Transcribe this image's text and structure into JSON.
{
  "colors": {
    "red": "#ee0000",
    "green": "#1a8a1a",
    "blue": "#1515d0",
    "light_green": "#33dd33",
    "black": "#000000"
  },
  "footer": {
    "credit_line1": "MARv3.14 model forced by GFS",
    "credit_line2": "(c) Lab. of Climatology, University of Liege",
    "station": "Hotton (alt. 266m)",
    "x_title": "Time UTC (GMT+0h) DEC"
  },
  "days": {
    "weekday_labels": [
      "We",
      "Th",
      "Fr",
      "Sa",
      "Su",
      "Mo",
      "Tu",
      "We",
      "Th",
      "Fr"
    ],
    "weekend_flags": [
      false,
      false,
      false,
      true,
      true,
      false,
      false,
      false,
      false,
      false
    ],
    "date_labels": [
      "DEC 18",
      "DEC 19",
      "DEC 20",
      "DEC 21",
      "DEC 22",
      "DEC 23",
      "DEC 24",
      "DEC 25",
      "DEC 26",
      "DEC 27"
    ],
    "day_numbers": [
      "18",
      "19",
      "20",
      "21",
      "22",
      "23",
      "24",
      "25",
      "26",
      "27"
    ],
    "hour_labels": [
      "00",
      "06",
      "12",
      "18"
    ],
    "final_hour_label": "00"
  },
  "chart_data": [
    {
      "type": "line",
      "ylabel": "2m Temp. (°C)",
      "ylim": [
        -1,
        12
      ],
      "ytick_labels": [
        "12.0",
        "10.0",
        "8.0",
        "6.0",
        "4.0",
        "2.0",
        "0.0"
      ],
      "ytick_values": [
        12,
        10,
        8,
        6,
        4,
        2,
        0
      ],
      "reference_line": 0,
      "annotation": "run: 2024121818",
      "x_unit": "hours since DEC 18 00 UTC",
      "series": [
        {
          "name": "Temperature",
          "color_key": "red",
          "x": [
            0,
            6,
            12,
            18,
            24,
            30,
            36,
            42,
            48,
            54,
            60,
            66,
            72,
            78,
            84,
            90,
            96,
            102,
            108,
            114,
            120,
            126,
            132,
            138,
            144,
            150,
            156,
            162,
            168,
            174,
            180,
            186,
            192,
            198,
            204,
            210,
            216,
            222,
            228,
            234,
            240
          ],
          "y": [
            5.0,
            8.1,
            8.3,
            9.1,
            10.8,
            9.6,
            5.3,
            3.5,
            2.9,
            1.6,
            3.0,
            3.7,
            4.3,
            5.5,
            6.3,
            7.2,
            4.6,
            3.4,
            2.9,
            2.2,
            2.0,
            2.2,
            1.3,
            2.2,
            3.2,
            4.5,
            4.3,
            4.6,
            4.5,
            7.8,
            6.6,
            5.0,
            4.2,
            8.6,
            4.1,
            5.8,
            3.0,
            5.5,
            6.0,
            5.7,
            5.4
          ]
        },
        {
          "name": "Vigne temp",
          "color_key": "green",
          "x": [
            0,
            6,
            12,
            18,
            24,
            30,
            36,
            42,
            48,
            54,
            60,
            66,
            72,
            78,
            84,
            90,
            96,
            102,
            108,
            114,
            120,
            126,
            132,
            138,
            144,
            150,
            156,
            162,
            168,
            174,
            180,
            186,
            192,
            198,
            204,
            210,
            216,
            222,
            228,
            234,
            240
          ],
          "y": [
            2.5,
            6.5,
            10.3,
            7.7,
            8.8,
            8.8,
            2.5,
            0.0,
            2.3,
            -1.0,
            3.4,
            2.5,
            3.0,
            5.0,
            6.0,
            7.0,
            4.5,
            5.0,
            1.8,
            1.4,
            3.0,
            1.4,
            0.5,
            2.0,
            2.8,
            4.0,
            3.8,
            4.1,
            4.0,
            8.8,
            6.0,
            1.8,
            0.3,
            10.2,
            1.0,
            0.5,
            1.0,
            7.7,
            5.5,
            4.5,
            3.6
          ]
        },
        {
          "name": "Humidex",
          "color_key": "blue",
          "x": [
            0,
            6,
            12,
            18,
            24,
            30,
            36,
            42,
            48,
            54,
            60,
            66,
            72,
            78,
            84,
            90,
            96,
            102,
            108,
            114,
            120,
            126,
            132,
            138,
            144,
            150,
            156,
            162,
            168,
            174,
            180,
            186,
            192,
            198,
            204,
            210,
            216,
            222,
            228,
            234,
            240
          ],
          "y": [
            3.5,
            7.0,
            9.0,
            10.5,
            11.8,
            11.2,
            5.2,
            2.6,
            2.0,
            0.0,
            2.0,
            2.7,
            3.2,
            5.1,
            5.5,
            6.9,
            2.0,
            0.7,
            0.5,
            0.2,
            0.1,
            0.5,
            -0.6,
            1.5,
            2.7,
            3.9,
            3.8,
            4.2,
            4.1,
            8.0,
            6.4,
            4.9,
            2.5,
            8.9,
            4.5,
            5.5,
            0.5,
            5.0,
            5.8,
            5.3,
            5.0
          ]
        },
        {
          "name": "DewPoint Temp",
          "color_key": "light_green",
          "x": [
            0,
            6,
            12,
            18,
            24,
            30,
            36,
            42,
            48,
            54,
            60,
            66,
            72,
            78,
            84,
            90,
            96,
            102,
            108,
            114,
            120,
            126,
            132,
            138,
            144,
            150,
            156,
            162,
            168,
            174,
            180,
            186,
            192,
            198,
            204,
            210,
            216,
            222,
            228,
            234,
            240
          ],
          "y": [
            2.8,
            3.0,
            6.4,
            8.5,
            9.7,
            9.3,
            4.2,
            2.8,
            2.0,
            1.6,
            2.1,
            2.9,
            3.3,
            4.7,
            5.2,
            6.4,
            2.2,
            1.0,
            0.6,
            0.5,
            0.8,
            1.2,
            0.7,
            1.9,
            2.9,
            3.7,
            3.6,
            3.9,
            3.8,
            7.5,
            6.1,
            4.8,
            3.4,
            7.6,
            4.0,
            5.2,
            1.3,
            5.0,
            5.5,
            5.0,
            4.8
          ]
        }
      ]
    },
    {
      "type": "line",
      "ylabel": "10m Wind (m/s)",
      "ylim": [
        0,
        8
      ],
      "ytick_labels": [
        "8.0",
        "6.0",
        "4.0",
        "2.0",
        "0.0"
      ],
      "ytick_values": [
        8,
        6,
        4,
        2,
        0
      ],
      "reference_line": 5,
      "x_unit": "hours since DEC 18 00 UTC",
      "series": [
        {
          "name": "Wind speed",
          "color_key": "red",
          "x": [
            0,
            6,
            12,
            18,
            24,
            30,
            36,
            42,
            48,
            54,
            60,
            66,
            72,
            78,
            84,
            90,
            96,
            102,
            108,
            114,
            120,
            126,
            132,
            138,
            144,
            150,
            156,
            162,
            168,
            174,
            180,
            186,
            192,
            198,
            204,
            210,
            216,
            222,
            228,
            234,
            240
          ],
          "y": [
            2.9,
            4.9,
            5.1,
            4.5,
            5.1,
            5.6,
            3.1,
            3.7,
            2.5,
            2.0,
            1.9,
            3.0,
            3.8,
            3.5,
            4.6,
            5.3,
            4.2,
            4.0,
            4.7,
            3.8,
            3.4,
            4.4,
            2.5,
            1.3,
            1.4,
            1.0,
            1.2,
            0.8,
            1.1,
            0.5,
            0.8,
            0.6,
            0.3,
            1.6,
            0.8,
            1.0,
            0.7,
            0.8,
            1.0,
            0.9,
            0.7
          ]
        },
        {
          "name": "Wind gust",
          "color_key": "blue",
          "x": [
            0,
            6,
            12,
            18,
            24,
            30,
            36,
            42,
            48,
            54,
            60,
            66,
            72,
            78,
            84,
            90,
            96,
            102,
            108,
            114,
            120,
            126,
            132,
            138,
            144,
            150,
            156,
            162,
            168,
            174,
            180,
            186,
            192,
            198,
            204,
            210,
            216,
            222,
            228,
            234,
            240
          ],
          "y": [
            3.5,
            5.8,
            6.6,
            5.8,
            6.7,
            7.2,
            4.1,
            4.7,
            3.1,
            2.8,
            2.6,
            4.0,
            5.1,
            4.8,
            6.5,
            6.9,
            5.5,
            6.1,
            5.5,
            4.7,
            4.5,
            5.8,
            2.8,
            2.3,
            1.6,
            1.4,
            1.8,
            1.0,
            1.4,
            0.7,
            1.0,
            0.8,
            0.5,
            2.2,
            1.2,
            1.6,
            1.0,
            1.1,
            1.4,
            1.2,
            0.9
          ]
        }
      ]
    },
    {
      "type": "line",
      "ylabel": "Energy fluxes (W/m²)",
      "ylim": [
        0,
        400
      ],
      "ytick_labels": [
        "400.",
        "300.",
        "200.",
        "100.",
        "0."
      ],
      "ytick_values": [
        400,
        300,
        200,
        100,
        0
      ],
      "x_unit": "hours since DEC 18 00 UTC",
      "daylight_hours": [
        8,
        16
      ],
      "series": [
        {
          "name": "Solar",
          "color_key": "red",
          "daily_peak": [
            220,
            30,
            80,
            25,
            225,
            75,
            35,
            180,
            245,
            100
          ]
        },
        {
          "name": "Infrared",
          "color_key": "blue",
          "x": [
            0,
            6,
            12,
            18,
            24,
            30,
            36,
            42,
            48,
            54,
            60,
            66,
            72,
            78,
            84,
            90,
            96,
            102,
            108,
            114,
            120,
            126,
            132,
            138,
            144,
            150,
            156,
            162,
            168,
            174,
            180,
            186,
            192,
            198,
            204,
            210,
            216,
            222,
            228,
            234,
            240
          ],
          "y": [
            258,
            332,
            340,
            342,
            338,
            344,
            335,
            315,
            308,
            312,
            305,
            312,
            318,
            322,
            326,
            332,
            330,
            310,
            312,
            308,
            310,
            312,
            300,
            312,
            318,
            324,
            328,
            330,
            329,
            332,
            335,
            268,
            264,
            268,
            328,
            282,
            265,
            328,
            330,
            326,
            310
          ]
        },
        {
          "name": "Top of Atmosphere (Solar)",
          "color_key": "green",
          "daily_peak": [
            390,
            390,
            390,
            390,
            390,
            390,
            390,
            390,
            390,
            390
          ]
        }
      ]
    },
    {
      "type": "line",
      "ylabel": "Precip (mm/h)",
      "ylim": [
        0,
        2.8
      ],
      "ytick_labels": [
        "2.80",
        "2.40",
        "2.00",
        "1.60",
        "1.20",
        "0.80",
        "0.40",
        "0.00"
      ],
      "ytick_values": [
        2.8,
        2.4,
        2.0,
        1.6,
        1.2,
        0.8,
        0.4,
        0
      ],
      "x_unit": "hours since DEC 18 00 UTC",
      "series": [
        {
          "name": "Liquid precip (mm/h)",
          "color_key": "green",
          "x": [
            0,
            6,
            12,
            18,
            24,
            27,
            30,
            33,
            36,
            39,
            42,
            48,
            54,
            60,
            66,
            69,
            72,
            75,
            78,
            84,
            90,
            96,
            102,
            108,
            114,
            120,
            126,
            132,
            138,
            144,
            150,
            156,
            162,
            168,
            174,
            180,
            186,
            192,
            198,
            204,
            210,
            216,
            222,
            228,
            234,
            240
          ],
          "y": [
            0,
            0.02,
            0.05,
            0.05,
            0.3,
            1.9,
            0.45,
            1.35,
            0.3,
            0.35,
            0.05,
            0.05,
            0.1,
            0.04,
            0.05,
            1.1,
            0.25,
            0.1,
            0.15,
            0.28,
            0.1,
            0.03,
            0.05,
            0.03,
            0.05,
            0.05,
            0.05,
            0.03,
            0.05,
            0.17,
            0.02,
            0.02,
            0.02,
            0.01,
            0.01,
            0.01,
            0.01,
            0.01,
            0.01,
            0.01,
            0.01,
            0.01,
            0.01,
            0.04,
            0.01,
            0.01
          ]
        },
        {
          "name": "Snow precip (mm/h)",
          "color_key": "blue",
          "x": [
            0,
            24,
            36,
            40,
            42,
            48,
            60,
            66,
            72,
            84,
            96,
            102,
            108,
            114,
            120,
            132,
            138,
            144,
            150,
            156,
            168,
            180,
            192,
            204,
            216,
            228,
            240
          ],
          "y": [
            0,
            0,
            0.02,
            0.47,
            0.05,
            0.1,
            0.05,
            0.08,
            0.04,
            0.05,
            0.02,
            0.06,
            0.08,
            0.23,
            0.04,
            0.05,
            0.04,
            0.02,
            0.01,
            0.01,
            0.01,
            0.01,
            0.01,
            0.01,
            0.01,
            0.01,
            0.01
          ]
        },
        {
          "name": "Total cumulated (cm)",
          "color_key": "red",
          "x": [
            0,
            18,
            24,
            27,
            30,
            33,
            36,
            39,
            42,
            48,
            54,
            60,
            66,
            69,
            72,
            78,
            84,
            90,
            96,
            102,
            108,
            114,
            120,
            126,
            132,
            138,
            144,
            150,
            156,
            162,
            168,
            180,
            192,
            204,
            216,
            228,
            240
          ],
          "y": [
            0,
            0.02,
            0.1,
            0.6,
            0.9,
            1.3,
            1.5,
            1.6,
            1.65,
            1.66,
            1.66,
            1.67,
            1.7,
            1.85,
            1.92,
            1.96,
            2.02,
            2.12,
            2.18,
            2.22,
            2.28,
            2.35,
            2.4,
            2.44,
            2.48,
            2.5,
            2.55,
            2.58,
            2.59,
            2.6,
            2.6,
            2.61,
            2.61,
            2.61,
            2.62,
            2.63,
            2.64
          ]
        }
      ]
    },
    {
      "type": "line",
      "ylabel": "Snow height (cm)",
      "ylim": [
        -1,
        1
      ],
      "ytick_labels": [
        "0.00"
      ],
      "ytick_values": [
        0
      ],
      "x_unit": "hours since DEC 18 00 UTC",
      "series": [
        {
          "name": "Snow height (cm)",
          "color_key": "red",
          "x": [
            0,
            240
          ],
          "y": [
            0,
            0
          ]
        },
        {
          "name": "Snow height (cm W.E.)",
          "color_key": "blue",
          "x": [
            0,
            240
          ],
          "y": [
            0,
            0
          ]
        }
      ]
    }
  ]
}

*****

__REQUIRED TASK__.
Pick every line with "Snow" in it and copy it.

__EXERCISE RESPONSE__.
          "name": "Snow precip (mm/h)",
      "ylabel": "Snow height (cm)",
          "name": "Snow height (cm)",
          "name": "Snow height (cm W.E.)",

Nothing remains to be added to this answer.